**Record list**
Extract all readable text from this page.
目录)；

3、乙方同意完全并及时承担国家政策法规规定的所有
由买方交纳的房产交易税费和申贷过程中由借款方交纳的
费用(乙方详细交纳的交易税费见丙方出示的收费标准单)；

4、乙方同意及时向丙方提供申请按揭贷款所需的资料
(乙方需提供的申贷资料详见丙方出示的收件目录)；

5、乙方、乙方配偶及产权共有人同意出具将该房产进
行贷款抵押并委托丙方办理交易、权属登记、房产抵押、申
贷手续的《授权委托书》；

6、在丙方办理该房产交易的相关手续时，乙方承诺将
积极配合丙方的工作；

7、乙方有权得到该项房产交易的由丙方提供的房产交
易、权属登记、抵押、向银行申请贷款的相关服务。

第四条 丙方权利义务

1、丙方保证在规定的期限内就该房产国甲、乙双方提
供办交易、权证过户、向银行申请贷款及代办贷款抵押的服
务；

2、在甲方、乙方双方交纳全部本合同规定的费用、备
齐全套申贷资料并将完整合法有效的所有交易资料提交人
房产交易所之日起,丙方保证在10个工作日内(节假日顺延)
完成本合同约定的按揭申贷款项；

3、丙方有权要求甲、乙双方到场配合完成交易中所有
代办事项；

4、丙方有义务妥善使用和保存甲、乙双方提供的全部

**What is needed**
Working from the material above, retype it in its entirety without change.

**Result below**
Extract all readable text from this page.
目录)；

3、乙方同意完全并及时承担国家政策法规规定的所有
由买方交纳的房产交易税费和申贷过程中由借款方交纳的
费用(乙方详细交纳的交易税费见丙方出示的收费标准单)；

4、乙方同意及时向丙方提供申请按揭贷款所需的资料
(乙方需提供的申贷资料详见丙方出示的收件目录)；

5、乙方、乙方配偶及产权共有人同意出具将该房产进
行贷款抵押并委托丙方办理交易、权属登记、房产抵押、申
贷手续的《授权委托书》；

6、在丙方办理该房产交易的相关手续时，乙方承诺将
积极配合丙方的工作；

7、乙方有权得到该项房产交易的由丙方提供的房产交
易、权属登记、抵押、向银行申请贷款的相关服务。

第四条 丙方权利义务

1、丙方保证在规定的期限内就该房产国甲、乙双方提
供办交易、权证过户、向银行申请贷款及代办贷款抵押的服
务；

2、在甲方、乙方双方交纳全部本合同规定的费用、备
齐全套申贷资料并将完整合法有效的所有交易资料提交人
房产交易所之日起,丙方保证在10个工作日内(节假日顺延)
完成本合同约定的按揭申贷款项；

3、丙方有权要求甲、乙双方到场配合完成交易中所有
代办事项；

4、丙方有义务妥善使用和保存甲、乙双方提供的全部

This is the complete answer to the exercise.